** START **

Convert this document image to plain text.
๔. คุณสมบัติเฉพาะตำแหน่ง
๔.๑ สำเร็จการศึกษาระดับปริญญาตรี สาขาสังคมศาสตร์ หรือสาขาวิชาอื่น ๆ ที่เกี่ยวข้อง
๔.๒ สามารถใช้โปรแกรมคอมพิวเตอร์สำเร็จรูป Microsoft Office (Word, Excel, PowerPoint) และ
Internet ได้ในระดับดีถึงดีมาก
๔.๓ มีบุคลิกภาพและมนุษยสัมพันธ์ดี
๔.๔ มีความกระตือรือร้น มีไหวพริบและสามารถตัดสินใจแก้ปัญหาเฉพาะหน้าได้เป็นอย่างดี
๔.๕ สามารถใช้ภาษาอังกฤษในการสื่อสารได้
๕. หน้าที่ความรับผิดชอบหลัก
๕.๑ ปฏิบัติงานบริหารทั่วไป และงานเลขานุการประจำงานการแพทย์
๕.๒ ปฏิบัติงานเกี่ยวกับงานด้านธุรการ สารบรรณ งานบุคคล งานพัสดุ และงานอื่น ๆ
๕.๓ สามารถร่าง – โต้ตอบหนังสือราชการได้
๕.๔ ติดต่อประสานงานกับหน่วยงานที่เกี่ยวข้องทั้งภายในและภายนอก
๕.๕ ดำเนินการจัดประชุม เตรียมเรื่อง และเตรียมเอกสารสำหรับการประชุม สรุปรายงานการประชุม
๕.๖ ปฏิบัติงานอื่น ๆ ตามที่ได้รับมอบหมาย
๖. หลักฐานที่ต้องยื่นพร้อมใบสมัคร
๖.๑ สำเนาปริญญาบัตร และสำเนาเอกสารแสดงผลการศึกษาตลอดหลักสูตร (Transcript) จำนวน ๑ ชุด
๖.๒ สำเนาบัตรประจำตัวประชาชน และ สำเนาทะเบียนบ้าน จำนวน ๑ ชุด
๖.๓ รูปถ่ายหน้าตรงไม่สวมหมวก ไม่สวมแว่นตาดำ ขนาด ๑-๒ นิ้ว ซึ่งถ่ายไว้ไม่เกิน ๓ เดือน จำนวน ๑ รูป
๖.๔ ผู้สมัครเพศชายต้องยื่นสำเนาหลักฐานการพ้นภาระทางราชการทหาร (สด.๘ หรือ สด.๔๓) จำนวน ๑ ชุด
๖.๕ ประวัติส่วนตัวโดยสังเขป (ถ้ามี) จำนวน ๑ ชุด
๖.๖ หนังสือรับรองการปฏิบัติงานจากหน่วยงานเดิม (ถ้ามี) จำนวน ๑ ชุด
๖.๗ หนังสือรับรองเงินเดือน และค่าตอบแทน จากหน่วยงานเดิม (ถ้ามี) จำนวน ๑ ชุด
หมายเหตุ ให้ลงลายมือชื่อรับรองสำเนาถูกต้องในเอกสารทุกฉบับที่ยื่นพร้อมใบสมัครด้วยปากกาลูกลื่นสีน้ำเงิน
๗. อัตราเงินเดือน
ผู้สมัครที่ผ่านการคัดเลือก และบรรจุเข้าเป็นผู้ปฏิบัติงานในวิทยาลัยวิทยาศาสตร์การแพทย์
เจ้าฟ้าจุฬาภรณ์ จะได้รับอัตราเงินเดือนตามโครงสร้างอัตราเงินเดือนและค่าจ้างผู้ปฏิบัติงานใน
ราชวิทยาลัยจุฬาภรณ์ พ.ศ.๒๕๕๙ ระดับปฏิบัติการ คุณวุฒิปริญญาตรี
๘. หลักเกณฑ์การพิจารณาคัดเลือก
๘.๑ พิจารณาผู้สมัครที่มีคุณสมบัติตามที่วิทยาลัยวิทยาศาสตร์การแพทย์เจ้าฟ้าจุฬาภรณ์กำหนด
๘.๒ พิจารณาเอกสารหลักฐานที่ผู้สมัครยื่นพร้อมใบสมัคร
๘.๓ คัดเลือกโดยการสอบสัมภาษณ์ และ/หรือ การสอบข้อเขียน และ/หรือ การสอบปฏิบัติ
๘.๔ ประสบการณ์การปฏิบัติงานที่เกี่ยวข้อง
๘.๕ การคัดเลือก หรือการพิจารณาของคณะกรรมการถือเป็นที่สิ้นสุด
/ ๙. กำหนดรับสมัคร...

** END **

Work instructions: Where a line holds "กฐานท", copy that line.

The answer:
๖. หลักฐานที่ต้องยื่นพร้อมใบสมัคร
๘.๒ พิจารณาเอกสารหลักฐานที่ผู้สมัครยื่นพร้อมใบสมัคร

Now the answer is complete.